**Data to process**
○ ○ ○

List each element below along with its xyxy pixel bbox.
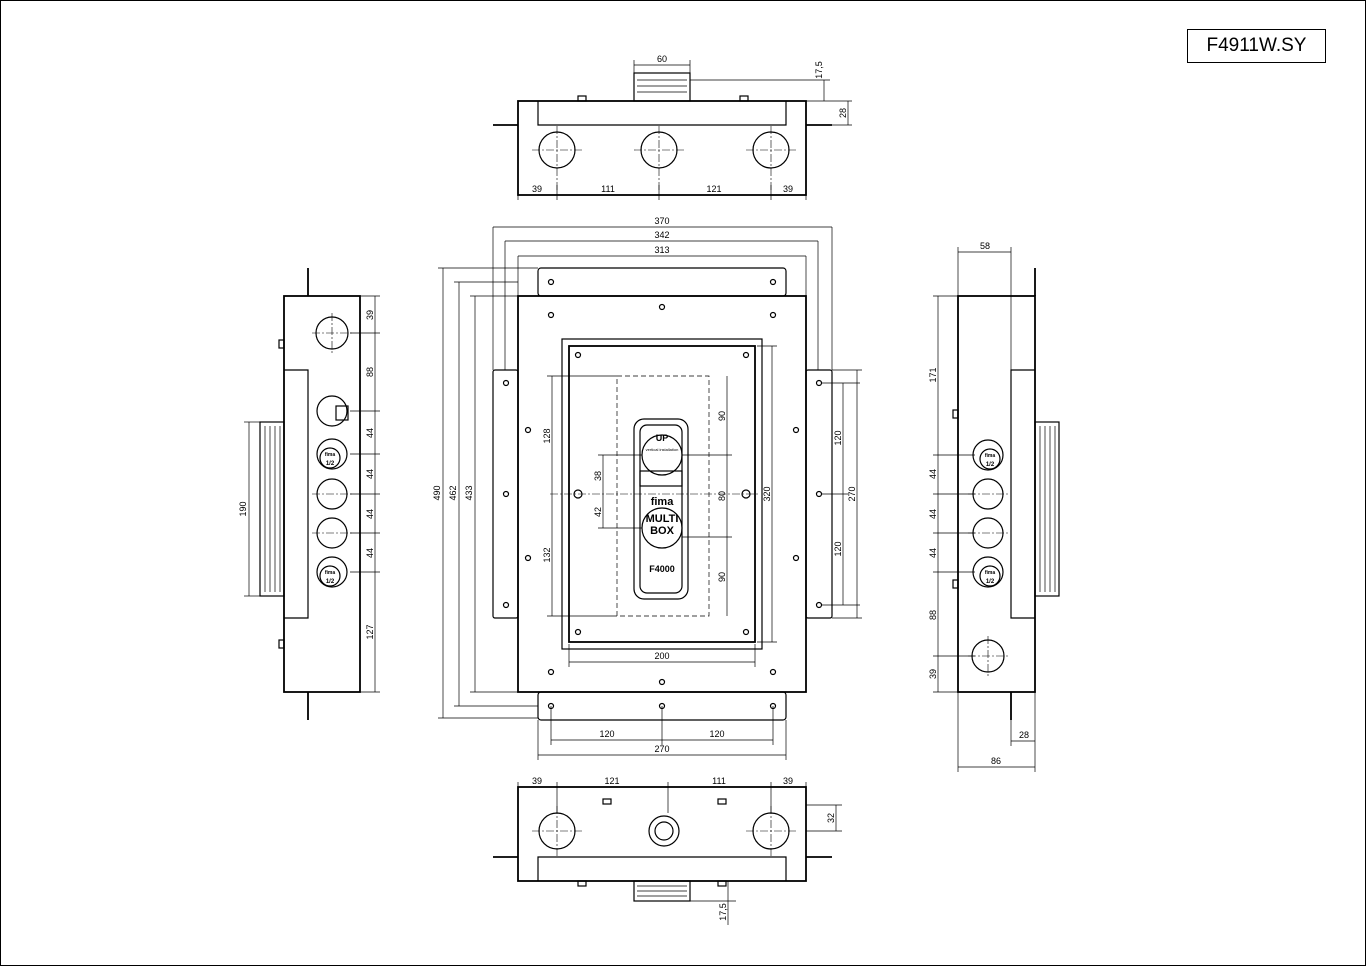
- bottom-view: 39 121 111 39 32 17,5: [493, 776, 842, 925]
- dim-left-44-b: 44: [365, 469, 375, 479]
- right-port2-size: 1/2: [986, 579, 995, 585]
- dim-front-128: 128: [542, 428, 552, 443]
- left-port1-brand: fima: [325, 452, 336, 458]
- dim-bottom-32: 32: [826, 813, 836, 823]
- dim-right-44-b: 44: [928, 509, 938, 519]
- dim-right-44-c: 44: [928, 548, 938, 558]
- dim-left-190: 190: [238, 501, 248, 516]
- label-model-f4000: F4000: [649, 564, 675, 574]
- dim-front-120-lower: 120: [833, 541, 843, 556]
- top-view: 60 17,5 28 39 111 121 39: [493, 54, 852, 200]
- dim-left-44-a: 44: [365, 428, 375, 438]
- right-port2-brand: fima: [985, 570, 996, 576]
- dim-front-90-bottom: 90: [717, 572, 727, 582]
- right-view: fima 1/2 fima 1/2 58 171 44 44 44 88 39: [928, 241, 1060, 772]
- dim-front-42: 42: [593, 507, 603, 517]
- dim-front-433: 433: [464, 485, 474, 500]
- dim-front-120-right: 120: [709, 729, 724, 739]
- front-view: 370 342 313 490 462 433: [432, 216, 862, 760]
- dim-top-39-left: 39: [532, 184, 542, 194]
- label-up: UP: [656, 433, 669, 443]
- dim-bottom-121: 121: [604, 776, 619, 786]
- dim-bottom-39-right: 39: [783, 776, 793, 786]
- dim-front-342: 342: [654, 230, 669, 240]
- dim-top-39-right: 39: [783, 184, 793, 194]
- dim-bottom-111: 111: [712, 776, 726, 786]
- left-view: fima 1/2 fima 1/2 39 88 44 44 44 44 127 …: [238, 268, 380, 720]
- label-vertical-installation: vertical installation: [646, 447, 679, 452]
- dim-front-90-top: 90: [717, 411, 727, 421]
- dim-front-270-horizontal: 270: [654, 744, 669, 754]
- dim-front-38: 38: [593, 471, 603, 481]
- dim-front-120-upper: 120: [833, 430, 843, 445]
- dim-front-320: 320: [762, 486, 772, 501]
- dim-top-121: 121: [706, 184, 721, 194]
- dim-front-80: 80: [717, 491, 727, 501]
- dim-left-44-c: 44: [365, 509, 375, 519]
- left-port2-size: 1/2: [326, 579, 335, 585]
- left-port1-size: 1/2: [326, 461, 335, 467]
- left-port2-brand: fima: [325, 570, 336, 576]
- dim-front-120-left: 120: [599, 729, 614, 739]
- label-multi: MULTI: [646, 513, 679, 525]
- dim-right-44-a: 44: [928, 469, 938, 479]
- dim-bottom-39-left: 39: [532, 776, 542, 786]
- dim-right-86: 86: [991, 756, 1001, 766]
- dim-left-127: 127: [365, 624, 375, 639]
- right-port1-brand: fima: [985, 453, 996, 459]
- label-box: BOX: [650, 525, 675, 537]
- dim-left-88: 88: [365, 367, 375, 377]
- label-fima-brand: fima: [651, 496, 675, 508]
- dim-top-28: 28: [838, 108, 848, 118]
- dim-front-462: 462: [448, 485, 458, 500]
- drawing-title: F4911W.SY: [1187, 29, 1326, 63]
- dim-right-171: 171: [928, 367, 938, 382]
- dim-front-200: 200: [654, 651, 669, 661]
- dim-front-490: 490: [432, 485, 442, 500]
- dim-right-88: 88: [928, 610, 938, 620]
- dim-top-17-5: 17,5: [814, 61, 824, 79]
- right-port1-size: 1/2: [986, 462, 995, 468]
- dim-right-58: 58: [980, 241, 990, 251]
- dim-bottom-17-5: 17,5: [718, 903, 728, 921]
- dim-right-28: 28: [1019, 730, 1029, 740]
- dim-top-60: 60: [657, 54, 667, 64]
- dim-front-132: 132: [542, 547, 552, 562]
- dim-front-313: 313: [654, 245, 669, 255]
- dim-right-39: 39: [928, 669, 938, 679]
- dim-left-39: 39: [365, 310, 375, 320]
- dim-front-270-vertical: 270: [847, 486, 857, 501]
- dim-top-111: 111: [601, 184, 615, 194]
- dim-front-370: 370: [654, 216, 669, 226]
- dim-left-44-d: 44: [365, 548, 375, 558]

○ ○ ○

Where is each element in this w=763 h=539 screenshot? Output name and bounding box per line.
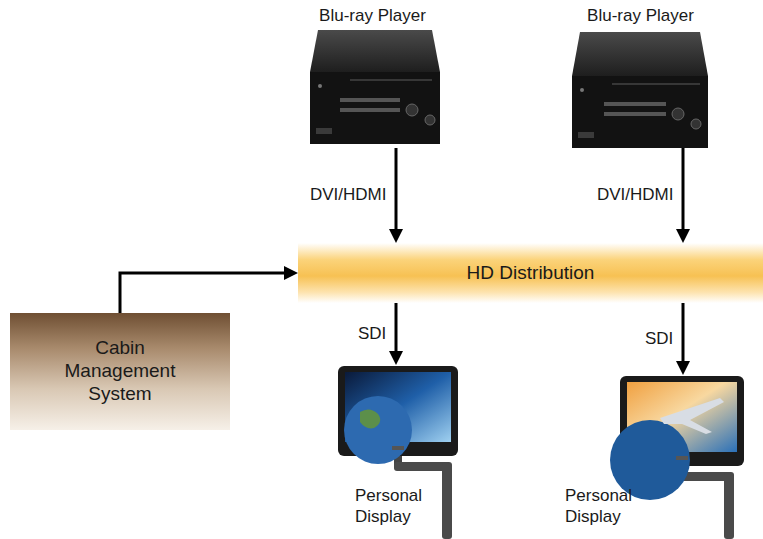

○ ○ ○

**Aim**
Print the lines of the material from the line with "List each element" up to and including the line with "- label-model-f4000: F4000: [649, 564, 675, 574]", and leave the pictures out of your answer.

**Expected answer**
List each element below along with its xyxy pixel bbox.
- bottom-view: 39 121 111 39 32 17,5: [493, 776, 842, 925]
- dim-left-44-b: 44: [365, 469, 375, 479]
- right-port2-size: 1/2: [986, 579, 995, 585]
- dim-front-128: 128: [542, 428, 552, 443]
- left-port1-brand: fima: [325, 452, 336, 458]
- dim-bottom-32: 32: [826, 813, 836, 823]
- dim-right-44-b: 44: [928, 509, 938, 519]
- dim-right-44-c: 44: [928, 548, 938, 558]
- dim-left-190: 190: [238, 501, 248, 516]
- label-model-f4000: F4000: [649, 564, 675, 574]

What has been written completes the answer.